**Exercise prompt**
All entries are to be quoted exactly; the images stay out of the copy.

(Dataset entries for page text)
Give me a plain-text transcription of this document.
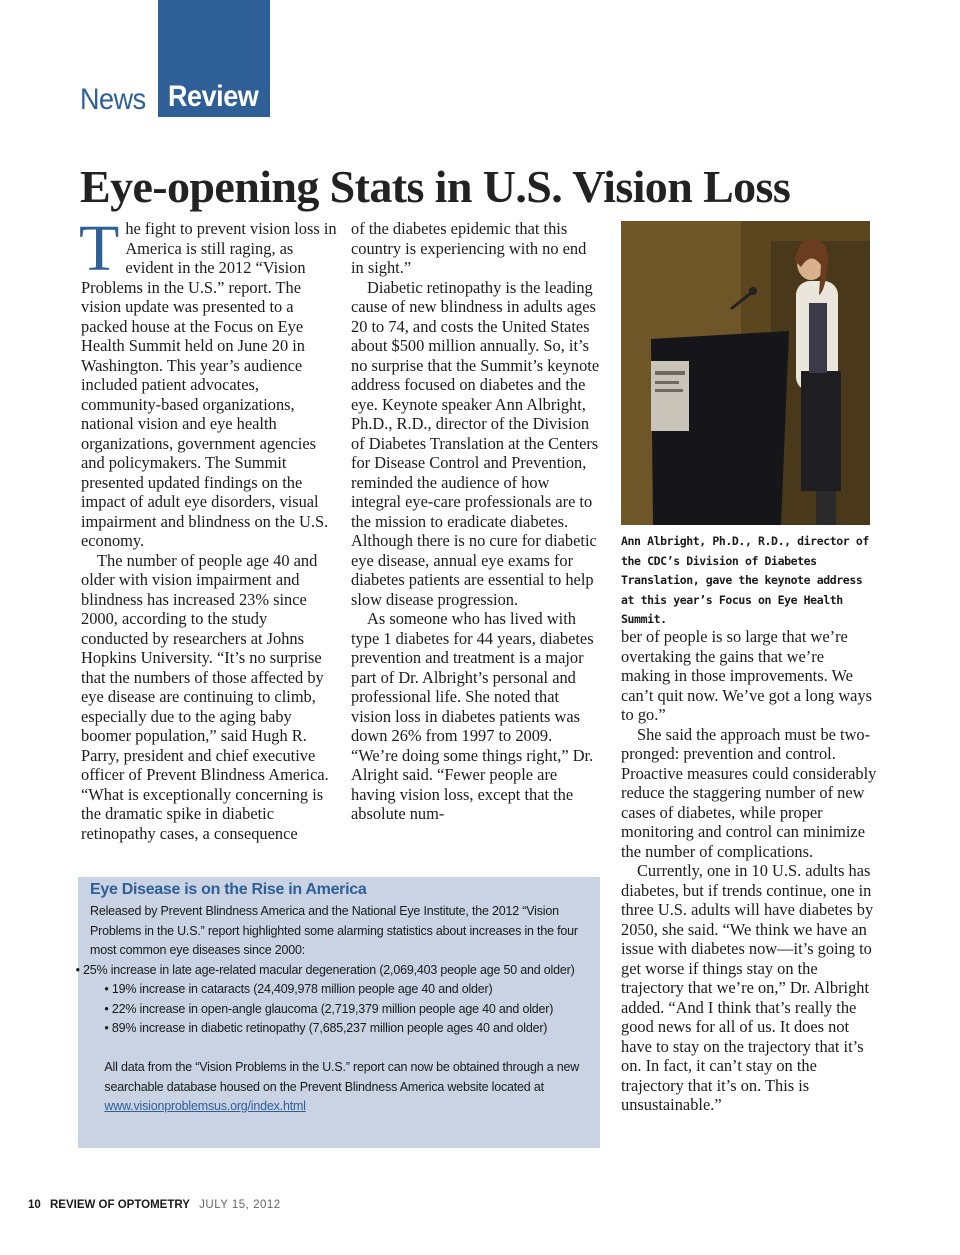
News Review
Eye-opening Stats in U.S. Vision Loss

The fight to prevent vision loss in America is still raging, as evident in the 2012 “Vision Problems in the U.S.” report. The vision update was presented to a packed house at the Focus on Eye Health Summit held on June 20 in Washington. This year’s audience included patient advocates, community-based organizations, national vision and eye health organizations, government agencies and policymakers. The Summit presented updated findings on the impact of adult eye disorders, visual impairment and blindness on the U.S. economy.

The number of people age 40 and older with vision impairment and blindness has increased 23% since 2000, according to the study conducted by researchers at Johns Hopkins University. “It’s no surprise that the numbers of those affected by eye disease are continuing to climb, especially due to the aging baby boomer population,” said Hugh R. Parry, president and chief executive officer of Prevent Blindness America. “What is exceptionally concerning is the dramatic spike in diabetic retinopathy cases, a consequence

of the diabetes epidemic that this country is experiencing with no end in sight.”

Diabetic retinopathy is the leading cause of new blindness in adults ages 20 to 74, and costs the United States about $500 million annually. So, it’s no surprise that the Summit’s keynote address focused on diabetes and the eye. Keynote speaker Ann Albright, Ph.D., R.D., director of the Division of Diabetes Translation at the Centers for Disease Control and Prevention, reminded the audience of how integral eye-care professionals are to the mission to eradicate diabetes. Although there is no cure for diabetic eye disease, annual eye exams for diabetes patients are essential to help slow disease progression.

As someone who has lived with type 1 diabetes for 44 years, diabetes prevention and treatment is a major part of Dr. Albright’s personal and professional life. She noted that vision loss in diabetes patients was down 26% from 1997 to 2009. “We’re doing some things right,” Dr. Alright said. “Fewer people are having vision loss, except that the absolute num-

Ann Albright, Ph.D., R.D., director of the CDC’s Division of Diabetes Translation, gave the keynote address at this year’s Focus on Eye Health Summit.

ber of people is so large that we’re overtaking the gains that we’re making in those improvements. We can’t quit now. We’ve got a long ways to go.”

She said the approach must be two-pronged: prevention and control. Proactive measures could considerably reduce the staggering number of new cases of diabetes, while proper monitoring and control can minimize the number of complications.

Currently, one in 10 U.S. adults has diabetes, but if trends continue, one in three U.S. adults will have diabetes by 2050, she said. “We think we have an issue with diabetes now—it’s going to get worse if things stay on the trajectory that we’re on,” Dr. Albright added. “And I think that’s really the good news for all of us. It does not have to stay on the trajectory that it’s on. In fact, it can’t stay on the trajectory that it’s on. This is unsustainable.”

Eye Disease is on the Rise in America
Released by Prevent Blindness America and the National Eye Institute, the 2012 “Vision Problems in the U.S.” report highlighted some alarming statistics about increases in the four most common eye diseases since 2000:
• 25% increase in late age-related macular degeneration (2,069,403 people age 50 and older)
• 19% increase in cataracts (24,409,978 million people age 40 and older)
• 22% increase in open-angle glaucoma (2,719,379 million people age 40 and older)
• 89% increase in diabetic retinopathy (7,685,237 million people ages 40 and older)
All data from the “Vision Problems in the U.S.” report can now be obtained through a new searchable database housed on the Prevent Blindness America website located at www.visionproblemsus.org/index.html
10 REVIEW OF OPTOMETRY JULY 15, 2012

**Answer for the task**
Give me a plain-text transcription of this document.
News Review
Eye-opening Stats in U.S. Vision Loss

The fight to prevent vision loss in America is still raging, as evident in the 2012 “Vision Problems in the U.S.” report. The vision update was presented to a packed house at the Focus on Eye Health Summit held on June 20 in Washington. This year’s audience included patient advocates, community-based organizations, national vision and eye health organizations, government agencies and policymakers. The Summit presented updated findings on the impact of adult eye disorders, visual impairment and blindness on the U.S. economy.

The number of people age 40 and older with vision impairment and blindness has increased 23% since 2000, according to the study conducted by researchers at Johns Hopkins University. “It’s no surprise that the numbers of those affected by eye disease are continuing to climb, especially due to the aging baby boomer population,” said Hugh R. Parry, president and chief executive officer of Prevent Blindness America. “What is exceptionally concerning is the dramatic spike in diabetic retinopathy cases, a consequence

of the diabetes epidemic that this country is experiencing with no end in sight.”

Diabetic retinopathy is the leading cause of new blindness in adults ages 20 to 74, and costs the United States about $500 million annually. So, it’s no surprise that the Summit’s keynote address focused on diabetes and the eye. Keynote speaker Ann Albright, Ph.D., R.D., director of the Division of Diabetes Translation at the Centers for Disease Control and Prevention, reminded the audience of how integral eye-care professionals are to the mission to eradicate diabetes. Although there is no cure for diabetic eye disease, annual eye exams for diabetes patients are essential to help slow disease progression.

As someone who has lived with type 1 diabetes for 44 years, diabetes prevention and treatment is a major part of Dr. Albright’s personal and professional life. She noted that vision loss in diabetes patients was down 26% from 1997 to 2009. “We’re doing some things right,” Dr. Alright said. “Fewer people are having vision loss, except that the absolute num-

Ann Albright, Ph.D., R.D., director of the CDC’s Division of Diabetes Translation, gave the keynote address at this year’s Focus on Eye Health Summit.

ber of people is so large that we’re overtaking the gains that we’re making in those improvements. We can’t quit now. We’ve got a long ways to go.”

She said the approach must be two-pronged: prevention and control. Proactive measures could considerably reduce the staggering number of new cases of diabetes, while proper monitoring and control can minimize the number of complications.

Currently, one in 10 U.S. adults has diabetes, but if trends continue, one in three U.S. adults will have diabetes by 2050, she said. “We think we have an issue with diabetes now—it’s going to get worse if things stay on the trajectory that we’re on,” Dr. Albright added. “And I think that’s really the good news for all of us. It does not have to stay on the trajectory that it’s on. In fact, it can’t stay on the trajectory that it’s on. This is unsustainable.”

Eye Disease is on the Rise in America
Released by Prevent Blindness America and the National Eye Institute, the 2012 “Vision Problems in the U.S.” report highlighted some alarming statistics about increases in the four most common eye diseases since 2000:
• 25% increase in late age-related macular degeneration (2,069,403 people age 50 and older)
• 19% increase in cataracts (24,409,978 million people age 40 and older)
• 22% increase in open-angle glaucoma (2,719,379 million people age 40 and older)
• 89% increase in diabetic retinopathy (7,685,237 million people ages 40 and older)
All data from the “Vision Problems in the U.S.” report can now be obtained through a new searchable database housed on the Prevent Blindness America website located at www.visionproblemsus.org/index.html
10 REVIEW OF OPTOMETRY JULY 15, 2012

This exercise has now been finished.